Quote, exactly, the line holding "Parse this screenshot: output" and all lines after it to the end of the records below. Exclude pictures.

+++++

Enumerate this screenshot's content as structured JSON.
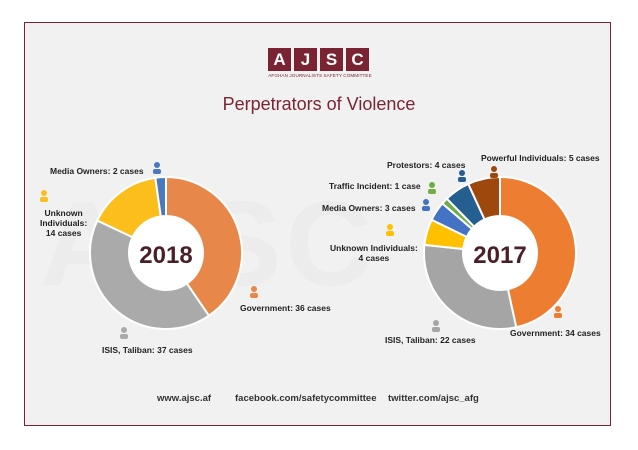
{
  "brand": {
    "letters": [
      "A",
      "J",
      "S",
      "C"
    ],
    "tagline": "AFGHAN JOURNALISTS SAFETY COMMITTEE"
  },
  "title": "Perpetrators of Violence",
  "chart_data": [
    {
      "type": "pie",
      "year": "2018",
      "slices": [
        {
          "label": "Government",
          "display": "Government: 36 cases",
          "value": 36,
          "color": "#e8874a"
        },
        {
          "label": "ISIS, Taliban",
          "display": "ISIS, Taliban: 37 cases",
          "value": 37,
          "color": "#aaaaaa"
        },
        {
          "label": "Unknown Individuals",
          "display": [
            "Unknown",
            "Individuals:",
            "14 cases"
          ],
          "value": 14,
          "color": "#fcbe1c"
        },
        {
          "label": "Media Owners",
          "display": "Media Owners: 2 cases",
          "value": 2,
          "color": "#4a79bf"
        }
      ]
    },
    {
      "type": "pie",
      "year": "2017",
      "slices": [
        {
          "label": "Government",
          "display": "Government: 34 cases",
          "value": 34,
          "color": "#ed7d31"
        },
        {
          "label": "ISIS, Taliban",
          "display": "ISIS, Taliban: 22 cases",
          "value": 22,
          "color": "#a5a5a5"
        },
        {
          "label": "Unknown Individuals",
          "display": [
            "Unknown Individuals:",
            "4 cases"
          ],
          "value": 4,
          "color": "#ffc000"
        },
        {
          "label": "Media Owners",
          "display": "Media Owners: 3 cases",
          "value": 3,
          "color": "#4472c4"
        },
        {
          "label": "Traffic Incident",
          "display": "Traffic Incident: 1 case",
          "value": 1,
          "color": "#70ad47"
        },
        {
          "label": "Protestors",
          "display": "Protestors: 4 cases",
          "value": 4,
          "color": "#255e91"
        },
        {
          "label": "Powerful Individuals",
          "display": "Powerful Individuals: 5 cases",
          "value": 5,
          "color": "#9e480e"
        }
      ]
    }
  ],
  "footer": {
    "website": "www.ajsc.af",
    "facebook": "facebook.com/safetycommittee",
    "twitter": "twitter.com/ajsc_afg"
  }
}
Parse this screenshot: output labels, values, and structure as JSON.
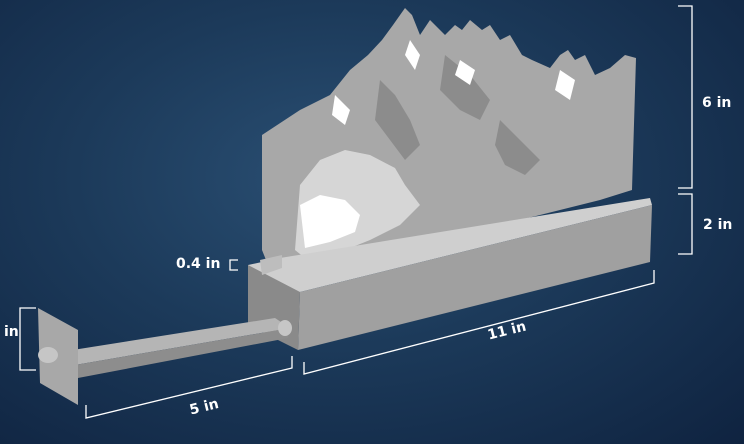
{
  "colors": {
    "background": "#1c3a5a",
    "model_light": "#bdbdbd",
    "model_mid": "#9e9e9e",
    "model_dark": "#6f6f6f",
    "dimension": "#ffffff"
  },
  "dimensions": {
    "height_panel": "6 in",
    "height_base": "2 in",
    "slot_width": "0.4 in",
    "length": "11 in",
    "arm_length": "5 in",
    "plate_height": "in"
  }
}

+++++

## ANSWER:
Parse this screenshot: output labels, values, and structure as JSON.
{
  "colors": {
    "background": "#1c3a5a",
    "model_light": "#bdbdbd",
    "model_mid": "#9e9e9e",
    "model_dark": "#6f6f6f",
    "dimension": "#ffffff"
  },
  "dimensions": {
    "height_panel": "6 in",
    "height_base": "2 in",
    "slot_width": "0.4 in",
    "length": "11 in",
    "arm_length": "5 in",
    "plate_height": "in"
  }
}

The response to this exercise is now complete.